GIVEN EXERCISE: Every record should be copied exactly, except that pictures are to be omitted.

DATA ROWS:
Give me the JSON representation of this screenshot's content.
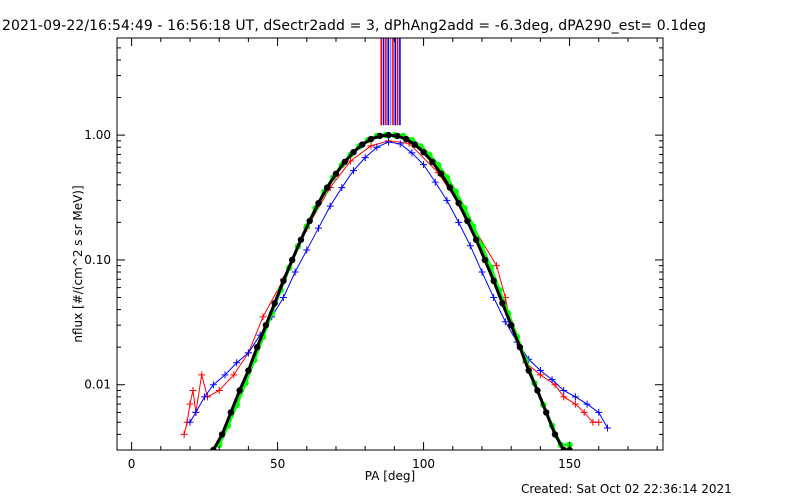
{
  "title": "2021-09-22/16:54:49 - 16:56:18 UT, dSectr2add = 3, dPhAng2add = -6.3deg, dPA290_est=  0.1deg",
  "created": "Created: Sat Oct 02 22:36:14 2021",
  "chart_data": {
    "type": "line",
    "xlabel": "PA [deg]",
    "ylabel": "nflux [#/(cm^2 s sr MeV)]",
    "xlim": [
      -5,
      182
    ],
    "ylim": [
      0.003,
      6.0
    ],
    "yscale": "log",
    "x_ticks": [
      0,
      50,
      100,
      150
    ],
    "x_tick_labels": [
      "0",
      "50",
      "100",
      "150"
    ],
    "y_ticks": [
      0.01,
      0.1,
      1.0
    ],
    "y_tick_labels": [
      "0.01",
      "0.10",
      "1.00"
    ],
    "grid": false,
    "legend": "none",
    "colors": {
      "red": "#ff0000",
      "blue": "#0000ff",
      "green": "#00ff00",
      "black": "#000000"
    },
    "vertical_bars": {
      "x": [
        85.5,
        86.3,
        87.1,
        87.9,
        88.7,
        89.5,
        90.3,
        91.1,
        91.9
      ],
      "y_from": 1.2,
      "colors": [
        "#ff0000",
        "#0000ff",
        "#ff0000",
        "#0000ff",
        "#8080ff",
        "#ff0000",
        "#0000ff",
        "#ff0000",
        "#0000ff"
      ]
    },
    "series": [
      {
        "color": "#ff0000",
        "marker": "plus",
        "x": [
          18,
          19,
          20,
          21,
          22,
          24,
          26,
          30,
          35,
          40,
          45,
          52,
          60,
          68,
          75,
          82,
          88,
          95,
          105,
          115,
          125,
          128,
          130,
          135,
          140,
          145,
          148,
          152,
          155,
          158,
          160
        ],
        "y": [
          0.004,
          0.005,
          0.007,
          0.009,
          0.006,
          0.012,
          0.008,
          0.009,
          0.012,
          0.018,
          0.035,
          0.07,
          0.18,
          0.38,
          0.62,
          0.82,
          0.9,
          0.86,
          0.5,
          0.22,
          0.09,
          0.05,
          0.03,
          0.015,
          0.012,
          0.01,
          0.008,
          0.007,
          0.006,
          0.005,
          0.005
        ]
      },
      {
        "color": "#0000ff",
        "marker": "plus",
        "x": [
          20,
          22,
          25,
          28,
          32,
          36,
          40,
          44,
          48,
          52,
          56,
          60,
          64,
          68,
          72,
          76,
          80,
          84,
          88,
          92,
          96,
          100,
          104,
          108,
          112,
          116,
          120,
          124,
          128,
          132,
          136,
          140,
          144,
          148,
          152,
          156,
          160,
          163
        ],
        "y": [
          0.005,
          0.006,
          0.008,
          0.01,
          0.012,
          0.015,
          0.018,
          0.025,
          0.035,
          0.05,
          0.08,
          0.12,
          0.18,
          0.27,
          0.38,
          0.52,
          0.66,
          0.8,
          0.88,
          0.85,
          0.72,
          0.58,
          0.42,
          0.3,
          0.2,
          0.13,
          0.08,
          0.05,
          0.032,
          0.022,
          0.016,
          0.013,
          0.011,
          0.009,
          0.008,
          0.007,
          0.006,
          0.0045
        ]
      },
      {
        "color": "#00ff00",
        "marker": "dot",
        "x": [
          30,
          33,
          36,
          39,
          42,
          45,
          48,
          51,
          54,
          57,
          60,
          63,
          66,
          69,
          72,
          75,
          78,
          81,
          84,
          87,
          90,
          93,
          96,
          99,
          102,
          105,
          108,
          111,
          114,
          117,
          120,
          123,
          126,
          129,
          132,
          135,
          138,
          141,
          144,
          147,
          150
        ],
        "y": [
          0.0033,
          0.0047,
          0.0069,
          0.0103,
          0.0157,
          0.0242,
          0.0373,
          0.0572,
          0.0866,
          0.1284,
          0.1856,
          0.2597,
          0.3513,
          0.4578,
          0.5751,
          0.6962,
          0.8115,
          0.9119,
          0.9858,
          1.0,
          1.0,
          0.9858,
          0.9119,
          0.8115,
          0.6962,
          0.5751,
          0.4578,
          0.3513,
          0.2597,
          0.1856,
          0.1284,
          0.0866,
          0.0572,
          0.0373,
          0.0242,
          0.0157,
          0.0103,
          0.0069,
          0.0047,
          0.0033,
          0.0033
        ]
      },
      {
        "color": "#000000",
        "marker": "dot",
        "x": [
          28,
          31,
          34,
          37,
          40,
          43,
          46,
          49,
          52,
          55,
          58,
          61,
          64,
          67,
          70,
          73,
          76,
          79,
          82,
          85,
          88,
          91,
          94,
          97,
          100,
          103,
          106,
          109,
          112,
          115,
          118,
          121,
          124,
          127,
          130,
          133,
          136,
          139,
          142,
          145,
          148,
          150
        ],
        "y": [
          0.003,
          0.004,
          0.006,
          0.009,
          0.013,
          0.02,
          0.03,
          0.045,
          0.068,
          0.1,
          0.145,
          0.205,
          0.285,
          0.38,
          0.49,
          0.61,
          0.73,
          0.84,
          0.93,
          0.985,
          1.0,
          0.985,
          0.93,
          0.84,
          0.73,
          0.61,
          0.49,
          0.38,
          0.285,
          0.205,
          0.145,
          0.1,
          0.068,
          0.045,
          0.03,
          0.02,
          0.013,
          0.009,
          0.006,
          0.004,
          0.003,
          0.003
        ]
      }
    ]
  }
}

FINISHED EXERCISE:
Give me the JSON representation of this screenshot's content.
{
  "title": "2021-09-22/16:54:49 - 16:56:18 UT, dSectr2add = 3, dPhAng2add = -6.3deg, dPA290_est=  0.1deg",
  "created": "Created: Sat Oct 02 22:36:14 2021",
  "chart_data": {
    "type": "line",
    "xlabel": "PA [deg]",
    "ylabel": "nflux [#/(cm^2 s sr MeV)]",
    "xlim": [
      -5,
      182
    ],
    "ylim": [
      0.003,
      6.0
    ],
    "yscale": "log",
    "x_ticks": [
      0,
      50,
      100,
      150
    ],
    "x_tick_labels": [
      "0",
      "50",
      "100",
      "150"
    ],
    "y_ticks": [
      0.01,
      0.1,
      1.0
    ],
    "y_tick_labels": [
      "0.01",
      "0.10",
      "1.00"
    ],
    "grid": false,
    "legend": "none",
    "colors": {
      "red": "#ff0000",
      "blue": "#0000ff",
      "green": "#00ff00",
      "black": "#000000"
    },
    "vertical_bars": {
      "x": [
        85.5,
        86.3,
        87.1,
        87.9,
        88.7,
        89.5,
        90.3,
        91.1,
        91.9
      ],
      "y_from": 1.2,
      "colors": [
        "#ff0000",
        "#0000ff",
        "#ff0000",
        "#0000ff",
        "#8080ff",
        "#ff0000",
        "#0000ff",
        "#ff0000",
        "#0000ff"
      ]
    },
    "series": [
      {
        "color": "#ff0000",
        "marker": "plus",
        "x": [
          18,
          19,
          20,
          21,
          22,
          24,
          26,
          30,
          35,
          40,
          45,
          52,
          60,
          68,
          75,
          82,
          88,
          95,
          105,
          115,
          125,
          128,
          130,
          135,
          140,
          145,
          148,
          152,
          155,
          158,
          160
        ],
        "y": [
          0.004,
          0.005,
          0.007,
          0.009,
          0.006,
          0.012,
          0.008,
          0.009,
          0.012,
          0.018,
          0.035,
          0.07,
          0.18,
          0.38,
          0.62,
          0.82,
          0.9,
          0.86,
          0.5,
          0.22,
          0.09,
          0.05,
          0.03,
          0.015,
          0.012,
          0.01,
          0.008,
          0.007,
          0.006,
          0.005,
          0.005
        ]
      },
      {
        "color": "#0000ff",
        "marker": "plus",
        "x": [
          20,
          22,
          25,
          28,
          32,
          36,
          40,
          44,
          48,
          52,
          56,
          60,
          64,
          68,
          72,
          76,
          80,
          84,
          88,
          92,
          96,
          100,
          104,
          108,
          112,
          116,
          120,
          124,
          128,
          132,
          136,
          140,
          144,
          148,
          152,
          156,
          160,
          163
        ],
        "y": [
          0.005,
          0.006,
          0.008,
          0.01,
          0.012,
          0.015,
          0.018,
          0.025,
          0.035,
          0.05,
          0.08,
          0.12,
          0.18,
          0.27,
          0.38,
          0.52,
          0.66,
          0.8,
          0.88,
          0.85,
          0.72,
          0.58,
          0.42,
          0.3,
          0.2,
          0.13,
          0.08,
          0.05,
          0.032,
          0.022,
          0.016,
          0.013,
          0.011,
          0.009,
          0.008,
          0.007,
          0.006,
          0.0045
        ]
      },
      {
        "color": "#00ff00",
        "marker": "dot",
        "x": [
          30,
          33,
          36,
          39,
          42,
          45,
          48,
          51,
          54,
          57,
          60,
          63,
          66,
          69,
          72,
          75,
          78,
          81,
          84,
          87,
          90,
          93,
          96,
          99,
          102,
          105,
          108,
          111,
          114,
          117,
          120,
          123,
          126,
          129,
          132,
          135,
          138,
          141,
          144,
          147,
          150
        ],
        "y": [
          0.0033,
          0.0047,
          0.0069,
          0.0103,
          0.0157,
          0.0242,
          0.0373,
          0.0572,
          0.0866,
          0.1284,
          0.1856,
          0.2597,
          0.3513,
          0.4578,
          0.5751,
          0.6962,
          0.8115,
          0.9119,
          0.9858,
          1.0,
          1.0,
          0.9858,
          0.9119,
          0.8115,
          0.6962,
          0.5751,
          0.4578,
          0.3513,
          0.2597,
          0.1856,
          0.1284,
          0.0866,
          0.0572,
          0.0373,
          0.0242,
          0.0157,
          0.0103,
          0.0069,
          0.0047,
          0.0033,
          0.0033
        ]
      },
      {
        "color": "#000000",
        "marker": "dot",
        "x": [
          28,
          31,
          34,
          37,
          40,
          43,
          46,
          49,
          52,
          55,
          58,
          61,
          64,
          67,
          70,
          73,
          76,
          79,
          82,
          85,
          88,
          91,
          94,
          97,
          100,
          103,
          106,
          109,
          112,
          115,
          118,
          121,
          124,
          127,
          130,
          133,
          136,
          139,
          142,
          145,
          148,
          150
        ],
        "y": [
          0.003,
          0.004,
          0.006,
          0.009,
          0.013,
          0.02,
          0.03,
          0.045,
          0.068,
          0.1,
          0.145,
          0.205,
          0.285,
          0.38,
          0.49,
          0.61,
          0.73,
          0.84,
          0.93,
          0.985,
          1.0,
          0.985,
          0.93,
          0.84,
          0.73,
          0.61,
          0.49,
          0.38,
          0.285,
          0.205,
          0.145,
          0.1,
          0.068,
          0.045,
          0.03,
          0.02,
          0.013,
          0.009,
          0.006,
          0.004,
          0.003,
          0.003
        ]
      }
    ]
  }
}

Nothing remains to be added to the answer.